Records from a collection:

__________________________________________________

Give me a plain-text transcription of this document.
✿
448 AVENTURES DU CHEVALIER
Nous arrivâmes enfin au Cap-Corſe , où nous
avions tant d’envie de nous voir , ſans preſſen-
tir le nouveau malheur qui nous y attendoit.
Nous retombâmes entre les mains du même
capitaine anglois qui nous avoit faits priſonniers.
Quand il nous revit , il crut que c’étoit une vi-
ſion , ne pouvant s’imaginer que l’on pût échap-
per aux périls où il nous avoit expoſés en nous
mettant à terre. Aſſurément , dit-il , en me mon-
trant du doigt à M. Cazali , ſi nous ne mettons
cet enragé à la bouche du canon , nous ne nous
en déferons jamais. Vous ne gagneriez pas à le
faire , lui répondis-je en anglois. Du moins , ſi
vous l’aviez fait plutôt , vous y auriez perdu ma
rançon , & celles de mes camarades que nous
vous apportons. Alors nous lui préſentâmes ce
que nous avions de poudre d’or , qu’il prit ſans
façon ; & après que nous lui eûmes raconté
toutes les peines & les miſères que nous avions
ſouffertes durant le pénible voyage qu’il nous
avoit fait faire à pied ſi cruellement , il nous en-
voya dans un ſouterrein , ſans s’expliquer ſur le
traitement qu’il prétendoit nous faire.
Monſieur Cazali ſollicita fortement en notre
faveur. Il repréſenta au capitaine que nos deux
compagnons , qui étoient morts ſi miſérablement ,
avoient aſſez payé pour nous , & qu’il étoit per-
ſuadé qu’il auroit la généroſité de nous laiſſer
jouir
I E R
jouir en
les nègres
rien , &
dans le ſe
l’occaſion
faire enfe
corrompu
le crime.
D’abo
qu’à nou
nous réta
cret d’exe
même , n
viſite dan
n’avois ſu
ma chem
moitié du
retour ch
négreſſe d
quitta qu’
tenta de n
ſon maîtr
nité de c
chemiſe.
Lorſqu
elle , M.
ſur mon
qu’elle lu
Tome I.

__________________________________________________

> **DIRECTIVE**
Write out the data again, exactly and in full.

> **OUTPUT OF THE TASK**
Give me a plain-text transcription of this document.
✿
448 AVENTURES DU CHEVALIER
Nous arrivâmes enfin au Cap-Corſe , où nous
avions tant d’envie de nous voir , ſans preſſen-
tir le nouveau malheur qui nous y attendoit.
Nous retombâmes entre les mains du même
capitaine anglois qui nous avoit faits priſonniers.
Quand il nous revit , il crut que c’étoit une vi-
ſion , ne pouvant s’imaginer que l’on pût échap-
per aux périls où il nous avoit expoſés en nous
mettant à terre. Aſſurément , dit-il , en me mon-
trant du doigt à M. Cazali , ſi nous ne mettons
cet enragé à la bouche du canon , nous ne nous
en déferons jamais. Vous ne gagneriez pas à le
faire , lui répondis-je en anglois. Du moins , ſi
vous l’aviez fait plutôt , vous y auriez perdu ma
rançon , & celles de mes camarades que nous
vous apportons. Alors nous lui préſentâmes ce
que nous avions de poudre d’or , qu’il prit ſans
façon ; & après que nous lui eûmes raconté
toutes les peines & les miſères que nous avions
ſouffertes durant le pénible voyage qu’il nous
avoit fait faire à pied ſi cruellement , il nous en-
voya dans un ſouterrein , ſans s’expliquer ſur le
traitement qu’il prétendoit nous faire.
Monſieur Cazali ſollicita fortement en notre
faveur. Il repréſenta au capitaine que nos deux
compagnons , qui étoient morts ſi miſérablement ,
avoient aſſez payé pour nous , & qu’il étoit per-
ſuadé qu’il auroit la généroſité de nous laiſſer
jouir
I E R
jouir en
les nègres
rien , &
dans le ſe
l’occaſion
faire enfe
corrompu
le crime.
D’abo
qu’à nou
nous réta
cret d’exe
même , n
viſite dan
n’avois ſu
ma chem
moitié du
retour ch
négreſſe d
quitta qu’
tenta de n
ſon maîtr
nité de c
chemiſe.
Lorſqu
elle , M.
ſur mon
qu’elle lu
Tome I.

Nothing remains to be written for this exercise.